*DO THIS:* Each line below should be quoted exactly, please.
━━━━━━
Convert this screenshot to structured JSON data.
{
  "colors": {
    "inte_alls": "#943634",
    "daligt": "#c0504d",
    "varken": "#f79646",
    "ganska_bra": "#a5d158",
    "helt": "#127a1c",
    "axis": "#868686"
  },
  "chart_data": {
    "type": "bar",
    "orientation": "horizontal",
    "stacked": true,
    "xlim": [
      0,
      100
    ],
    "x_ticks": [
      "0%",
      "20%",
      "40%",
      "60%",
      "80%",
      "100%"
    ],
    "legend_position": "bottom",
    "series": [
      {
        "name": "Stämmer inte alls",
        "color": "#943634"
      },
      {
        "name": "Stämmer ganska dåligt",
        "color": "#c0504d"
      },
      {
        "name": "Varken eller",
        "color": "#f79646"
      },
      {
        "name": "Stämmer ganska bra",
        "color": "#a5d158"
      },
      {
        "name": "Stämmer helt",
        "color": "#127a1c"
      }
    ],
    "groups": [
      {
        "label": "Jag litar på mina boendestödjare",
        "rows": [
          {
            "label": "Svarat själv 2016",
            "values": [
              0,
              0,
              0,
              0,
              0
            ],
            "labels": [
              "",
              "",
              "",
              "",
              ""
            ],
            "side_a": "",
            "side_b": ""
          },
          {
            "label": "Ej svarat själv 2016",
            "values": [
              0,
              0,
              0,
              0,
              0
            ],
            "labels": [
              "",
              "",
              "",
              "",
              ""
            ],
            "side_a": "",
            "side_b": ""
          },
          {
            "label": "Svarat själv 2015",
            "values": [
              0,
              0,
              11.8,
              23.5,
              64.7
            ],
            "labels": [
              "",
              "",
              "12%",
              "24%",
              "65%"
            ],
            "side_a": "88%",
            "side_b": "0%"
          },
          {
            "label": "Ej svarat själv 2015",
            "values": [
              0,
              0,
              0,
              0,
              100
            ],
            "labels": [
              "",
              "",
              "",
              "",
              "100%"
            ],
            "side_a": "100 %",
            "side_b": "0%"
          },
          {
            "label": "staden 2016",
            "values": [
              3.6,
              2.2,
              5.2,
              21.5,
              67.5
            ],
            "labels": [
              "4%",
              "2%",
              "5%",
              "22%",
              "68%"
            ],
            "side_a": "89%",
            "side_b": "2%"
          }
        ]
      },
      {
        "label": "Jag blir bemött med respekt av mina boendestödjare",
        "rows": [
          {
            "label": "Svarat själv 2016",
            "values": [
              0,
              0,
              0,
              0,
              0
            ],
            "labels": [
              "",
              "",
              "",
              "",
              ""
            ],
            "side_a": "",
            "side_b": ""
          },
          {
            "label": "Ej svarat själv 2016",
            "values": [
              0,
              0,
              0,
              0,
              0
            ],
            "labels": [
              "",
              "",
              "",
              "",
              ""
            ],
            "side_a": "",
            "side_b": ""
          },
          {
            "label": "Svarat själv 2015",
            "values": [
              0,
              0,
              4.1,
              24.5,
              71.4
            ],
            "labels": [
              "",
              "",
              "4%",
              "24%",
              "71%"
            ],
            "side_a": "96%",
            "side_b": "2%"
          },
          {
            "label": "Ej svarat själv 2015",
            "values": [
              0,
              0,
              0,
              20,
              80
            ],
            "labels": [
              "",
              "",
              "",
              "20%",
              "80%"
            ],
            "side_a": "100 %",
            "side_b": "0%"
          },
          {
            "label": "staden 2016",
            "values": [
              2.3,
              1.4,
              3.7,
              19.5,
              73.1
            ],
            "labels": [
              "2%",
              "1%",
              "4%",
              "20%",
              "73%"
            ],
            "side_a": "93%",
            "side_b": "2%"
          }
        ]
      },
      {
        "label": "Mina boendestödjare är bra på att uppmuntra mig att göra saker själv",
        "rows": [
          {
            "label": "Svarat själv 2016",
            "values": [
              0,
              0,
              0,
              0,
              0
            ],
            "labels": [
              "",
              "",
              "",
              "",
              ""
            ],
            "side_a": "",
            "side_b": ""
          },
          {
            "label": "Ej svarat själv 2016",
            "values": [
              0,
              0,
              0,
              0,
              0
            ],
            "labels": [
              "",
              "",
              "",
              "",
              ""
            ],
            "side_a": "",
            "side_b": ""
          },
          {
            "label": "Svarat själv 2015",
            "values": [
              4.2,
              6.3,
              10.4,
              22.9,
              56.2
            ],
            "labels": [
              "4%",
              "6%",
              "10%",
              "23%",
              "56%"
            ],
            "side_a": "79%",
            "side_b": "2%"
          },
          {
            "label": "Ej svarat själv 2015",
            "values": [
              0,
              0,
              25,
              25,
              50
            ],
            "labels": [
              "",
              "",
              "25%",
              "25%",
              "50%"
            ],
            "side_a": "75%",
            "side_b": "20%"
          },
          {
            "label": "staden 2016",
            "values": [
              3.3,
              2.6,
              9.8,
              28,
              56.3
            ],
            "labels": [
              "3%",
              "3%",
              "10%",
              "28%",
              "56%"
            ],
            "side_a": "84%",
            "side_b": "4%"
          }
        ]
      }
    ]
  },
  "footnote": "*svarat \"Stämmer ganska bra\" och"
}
━━━━━━
*FINISHED EXERCISE:*
Convert this screenshot to structured JSON data.
{
  "colors": {
    "inte_alls": "#943634",
    "daligt": "#c0504d",
    "varken": "#f79646",
    "ganska_bra": "#a5d158",
    "helt": "#127a1c",
    "axis": "#868686"
  },
  "chart_data": {
    "type": "bar",
    "orientation": "horizontal",
    "stacked": true,
    "xlim": [
      0,
      100
    ],
    "x_ticks": [
      "0%",
      "20%",
      "40%",
      "60%",
      "80%",
      "100%"
    ],
    "legend_position": "bottom",
    "series": [
      {
        "name": "Stämmer inte alls",
        "color": "#943634"
      },
      {
        "name": "Stämmer ganska dåligt",
        "color": "#c0504d"
      },
      {
        "name": "Varken eller",
        "color": "#f79646"
      },
      {
        "name": "Stämmer ganska bra",
        "color": "#a5d158"
      },
      {
        "name": "Stämmer helt",
        "color": "#127a1c"
      }
    ],
    "groups": [
      {
        "label": "Jag litar på mina boendestödjare",
        "rows": [
          {
            "label": "Svarat själv 2016",
            "values": [
              0,
              0,
              0,
              0,
              0
            ],
            "labels": [
              "",
              "",
              "",
              "",
              ""
            ],
            "side_a": "",
            "side_b": ""
          },
          {
            "label": "Ej svarat själv 2016",
            "values": [
              0,
              0,
              0,
              0,
              0
            ],
            "labels": [
              "",
              "",
              "",
              "",
              ""
            ],
            "side_a": "",
            "side_b": ""
          },
          {
            "label": "Svarat själv 2015",
            "values": [
              0,
              0,
              11.8,
              23.5,
              64.7
            ],
            "labels": [
              "",
              "",
              "12%",
              "24%",
              "65%"
            ],
            "side_a": "88%",
            "side_b": "0%"
          },
          {
            "label": "Ej svarat själv 2015",
            "values": [
              0,
              0,
              0,
              0,
              100
            ],
            "labels": [
              "",
              "",
              "",
              "",
              "100%"
            ],
            "side_a": "100 %",
            "side_b": "0%"
          },
          {
            "label": "staden 2016",
            "values": [
              3.6,
              2.2,
              5.2,
              21.5,
              67.5
            ],
            "labels": [
              "4%",
              "2%",
              "5%",
              "22%",
              "68%"
            ],
            "side_a": "89%",
            "side_b": "2%"
          }
        ]
      },
      {
        "label": "Jag blir bemött med respekt av mina boendestödjare",
        "rows": [
          {
            "label": "Svarat själv 2016",
            "values": [
              0,
              0,
              0,
              0,
              0
            ],
            "labels": [
              "",
              "",
              "",
              "",
              ""
            ],
            "side_a": "",
            "side_b": ""
          },
          {
            "label": "Ej svarat själv 2016",
            "values": [
              0,
              0,
              0,
              0,
              0
            ],
            "labels": [
              "",
              "",
              "",
              "",
              ""
            ],
            "side_a": "",
            "side_b": ""
          },
          {
            "label": "Svarat själv 2015",
            "values": [
              0,
              0,
              4.1,
              24.5,
              71.4
            ],
            "labels": [
              "",
              "",
              "4%",
              "24%",
              "71%"
            ],
            "side_a": "96%",
            "side_b": "2%"
          },
          {
            "label": "Ej svarat själv 2015",
            "values": [
              0,
              0,
              0,
              20,
              80
            ],
            "labels": [
              "",
              "",
              "",
              "20%",
              "80%"
            ],
            "side_a": "100 %",
            "side_b": "0%"
          },
          {
            "label": "staden 2016",
            "values": [
              2.3,
              1.4,
              3.7,
              19.5,
              73.1
            ],
            "labels": [
              "2%",
              "1%",
              "4%",
              "20%",
              "73%"
            ],
            "side_a": "93%",
            "side_b": "2%"
          }
        ]
      },
      {
        "label": "Mina boendestödjare är bra på att uppmuntra mig att göra saker själv",
        "rows": [
          {
            "label": "Svarat själv 2016",
            "values": [
              0,
              0,
              0,
              0,
              0
            ],
            "labels": [
              "",
              "",
              "",
              "",
              ""
            ],
            "side_a": "",
            "side_b": ""
          },
          {
            "label": "Ej svarat själv 2016",
            "values": [
              0,
              0,
              0,
              0,
              0
            ],
            "labels": [
              "",
              "",
              "",
              "",
              ""
            ],
            "side_a": "",
            "side_b": ""
          },
          {
            "label": "Svarat själv 2015",
            "values": [
              4.2,
              6.3,
              10.4,
              22.9,
              56.2
            ],
            "labels": [
              "4%",
              "6%",
              "10%",
              "23%",
              "56%"
            ],
            "side_a": "79%",
            "side_b": "2%"
          },
          {
            "label": "Ej svarat själv 2015",
            "values": [
              0,
              0,
              25,
              25,
              50
            ],
            "labels": [
              "",
              "",
              "25%",
              "25%",
              "50%"
            ],
            "side_a": "75%",
            "side_b": "20%"
          },
          {
            "label": "staden 2016",
            "values": [
              3.3,
              2.6,
              9.8,
              28,
              56.3
            ],
            "labels": [
              "3%",
              "3%",
              "10%",
              "28%",
              "56%"
            ],
            "side_a": "84%",
            "side_b": "4%"
          }
        ]
      }
    ]
  },
  "footnote": "*svarat \"Stämmer ganska bra\" och"
}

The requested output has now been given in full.